[INPUT RECORDS]
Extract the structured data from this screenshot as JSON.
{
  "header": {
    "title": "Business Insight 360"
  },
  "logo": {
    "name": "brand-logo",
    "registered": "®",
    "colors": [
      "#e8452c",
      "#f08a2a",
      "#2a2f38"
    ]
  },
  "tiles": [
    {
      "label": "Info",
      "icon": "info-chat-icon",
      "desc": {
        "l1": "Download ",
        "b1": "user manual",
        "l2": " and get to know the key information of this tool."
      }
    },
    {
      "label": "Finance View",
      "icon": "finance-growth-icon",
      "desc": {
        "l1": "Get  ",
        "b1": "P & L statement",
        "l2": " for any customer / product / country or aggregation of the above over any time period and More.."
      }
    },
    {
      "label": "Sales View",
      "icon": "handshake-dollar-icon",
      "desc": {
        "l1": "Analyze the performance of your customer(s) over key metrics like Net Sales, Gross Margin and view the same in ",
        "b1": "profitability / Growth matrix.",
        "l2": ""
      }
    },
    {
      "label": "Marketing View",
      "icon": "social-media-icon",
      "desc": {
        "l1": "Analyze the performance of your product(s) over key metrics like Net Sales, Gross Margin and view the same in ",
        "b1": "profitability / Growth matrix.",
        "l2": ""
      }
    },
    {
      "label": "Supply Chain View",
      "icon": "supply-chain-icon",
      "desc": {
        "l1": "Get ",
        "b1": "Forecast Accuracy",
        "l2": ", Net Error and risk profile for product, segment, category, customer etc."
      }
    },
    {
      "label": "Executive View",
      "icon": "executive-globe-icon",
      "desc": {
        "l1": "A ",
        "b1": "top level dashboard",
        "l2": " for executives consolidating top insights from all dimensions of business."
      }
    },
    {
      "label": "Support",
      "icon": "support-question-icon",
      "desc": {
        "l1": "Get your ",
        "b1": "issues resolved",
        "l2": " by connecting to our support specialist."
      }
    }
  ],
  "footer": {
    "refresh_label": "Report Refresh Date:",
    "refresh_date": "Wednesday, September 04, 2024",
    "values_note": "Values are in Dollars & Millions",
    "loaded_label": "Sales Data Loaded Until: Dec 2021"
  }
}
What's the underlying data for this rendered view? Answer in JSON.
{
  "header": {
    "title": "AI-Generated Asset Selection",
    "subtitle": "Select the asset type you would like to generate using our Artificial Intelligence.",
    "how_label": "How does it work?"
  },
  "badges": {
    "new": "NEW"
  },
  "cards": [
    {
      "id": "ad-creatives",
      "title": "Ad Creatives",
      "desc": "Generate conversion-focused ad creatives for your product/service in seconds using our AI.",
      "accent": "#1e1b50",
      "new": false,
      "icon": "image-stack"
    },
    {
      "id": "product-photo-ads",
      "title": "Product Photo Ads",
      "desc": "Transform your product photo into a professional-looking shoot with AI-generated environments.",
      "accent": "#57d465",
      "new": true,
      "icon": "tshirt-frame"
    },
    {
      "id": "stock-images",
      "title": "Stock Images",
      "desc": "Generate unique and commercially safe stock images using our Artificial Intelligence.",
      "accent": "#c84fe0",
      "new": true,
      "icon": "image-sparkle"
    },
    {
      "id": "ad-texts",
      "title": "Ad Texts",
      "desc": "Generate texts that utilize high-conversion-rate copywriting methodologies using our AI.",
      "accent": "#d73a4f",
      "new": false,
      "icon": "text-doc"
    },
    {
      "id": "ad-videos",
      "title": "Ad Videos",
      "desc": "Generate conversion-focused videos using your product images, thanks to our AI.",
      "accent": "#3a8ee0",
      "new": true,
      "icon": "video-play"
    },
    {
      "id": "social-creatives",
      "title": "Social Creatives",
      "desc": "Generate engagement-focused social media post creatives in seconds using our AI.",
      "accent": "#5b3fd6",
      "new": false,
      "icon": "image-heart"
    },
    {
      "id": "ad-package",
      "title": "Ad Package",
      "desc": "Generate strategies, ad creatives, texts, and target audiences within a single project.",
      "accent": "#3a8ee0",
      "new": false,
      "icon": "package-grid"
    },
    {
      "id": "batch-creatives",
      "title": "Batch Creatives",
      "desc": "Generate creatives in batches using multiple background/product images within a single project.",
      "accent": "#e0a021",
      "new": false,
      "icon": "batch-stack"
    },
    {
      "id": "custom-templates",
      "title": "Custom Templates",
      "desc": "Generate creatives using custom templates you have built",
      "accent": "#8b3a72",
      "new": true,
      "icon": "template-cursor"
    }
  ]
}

[WHAT THIS TASK INVOLVES] From the records above, pull out every line containing the word "customer".

[RESPONSE TO THE EXERCISE]
        "l2": " for any customer / product / country or aggregation of the above over any time period and More.."
        "l1": "Analyze the performance of your customer(s) over key metrics like Net Sales, Gross Margin and view the same in ",
        "l2": ", Net Error and risk profile for product, segment, category, customer etc."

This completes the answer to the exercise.